══ SUPPLIED RECORDS

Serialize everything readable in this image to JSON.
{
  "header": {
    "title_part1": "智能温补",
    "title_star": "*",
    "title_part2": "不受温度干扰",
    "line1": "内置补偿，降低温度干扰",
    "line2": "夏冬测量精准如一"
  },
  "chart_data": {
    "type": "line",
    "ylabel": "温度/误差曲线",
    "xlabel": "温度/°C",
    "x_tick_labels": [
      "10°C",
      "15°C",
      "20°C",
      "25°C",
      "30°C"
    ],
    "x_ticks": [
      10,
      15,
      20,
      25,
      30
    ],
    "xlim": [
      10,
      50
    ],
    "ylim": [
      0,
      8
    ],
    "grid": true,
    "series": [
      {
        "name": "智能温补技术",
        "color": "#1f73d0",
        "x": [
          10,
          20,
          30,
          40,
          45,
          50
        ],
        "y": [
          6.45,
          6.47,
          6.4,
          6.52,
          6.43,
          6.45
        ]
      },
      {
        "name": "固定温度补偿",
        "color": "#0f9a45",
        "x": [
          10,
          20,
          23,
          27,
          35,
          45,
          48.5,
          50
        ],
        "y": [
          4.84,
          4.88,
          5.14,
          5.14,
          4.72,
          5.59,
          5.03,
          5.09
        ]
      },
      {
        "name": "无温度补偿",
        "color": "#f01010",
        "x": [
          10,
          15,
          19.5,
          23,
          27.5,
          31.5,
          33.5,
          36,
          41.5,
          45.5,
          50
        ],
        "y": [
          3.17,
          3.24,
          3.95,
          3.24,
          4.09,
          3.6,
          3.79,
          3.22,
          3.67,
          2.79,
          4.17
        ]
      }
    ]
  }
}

════

▶ [DIRECTION] Extract all the material, leaving every line as it is.

▶ [WRITTEN SOLUTION]
Serialize everything readable in this image to JSON.
{
  "header": {
    "title_part1": "智能温补",
    "title_star": "*",
    "title_part2": "不受温度干扰",
    "line1": "内置补偿，降低温度干扰",
    "line2": "夏冬测量精准如一"
  },
  "chart_data": {
    "type": "line",
    "ylabel": "温度/误差曲线",
    "xlabel": "温度/°C",
    "x_tick_labels": [
      "10°C",
      "15°C",
      "20°C",
      "25°C",
      "30°C"
    ],
    "x_ticks": [
      10,
      15,
      20,
      25,
      30
    ],
    "xlim": [
      10,
      50
    ],
    "ylim": [
      0,
      8
    ],
    "grid": true,
    "series": [
      {
        "name": "智能温补技术",
        "color": "#1f73d0",
        "x": [
          10,
          20,
          30,
          40,
          45,
          50
        ],
        "y": [
          6.45,
          6.47,
          6.4,
          6.52,
          6.43,
          6.45
        ]
      },
      {
        "name": "固定温度补偿",
        "color": "#0f9a45",
        "x": [
          10,
          20,
          23,
          27,
          35,
          45,
          48.5,
          50
        ],
        "y": [
          4.84,
          4.88,
          5.14,
          5.14,
          4.72,
          5.59,
          5.03,
          5.09
        ]
      },
      {
        "name": "无温度补偿",
        "color": "#f01010",
        "x": [
          10,
          15,
          19.5,
          23,
          27.5,
          31.5,
          33.5,
          36,
          41.5,
          45.5,
          50
        ],
        "y": [
          3.17,
          3.24,
          3.95,
          3.24,
          4.09,
          3.6,
          3.79,
          3.22,
          3.67,
          2.79,
          4.17
        ]
      }
    ]
  }
}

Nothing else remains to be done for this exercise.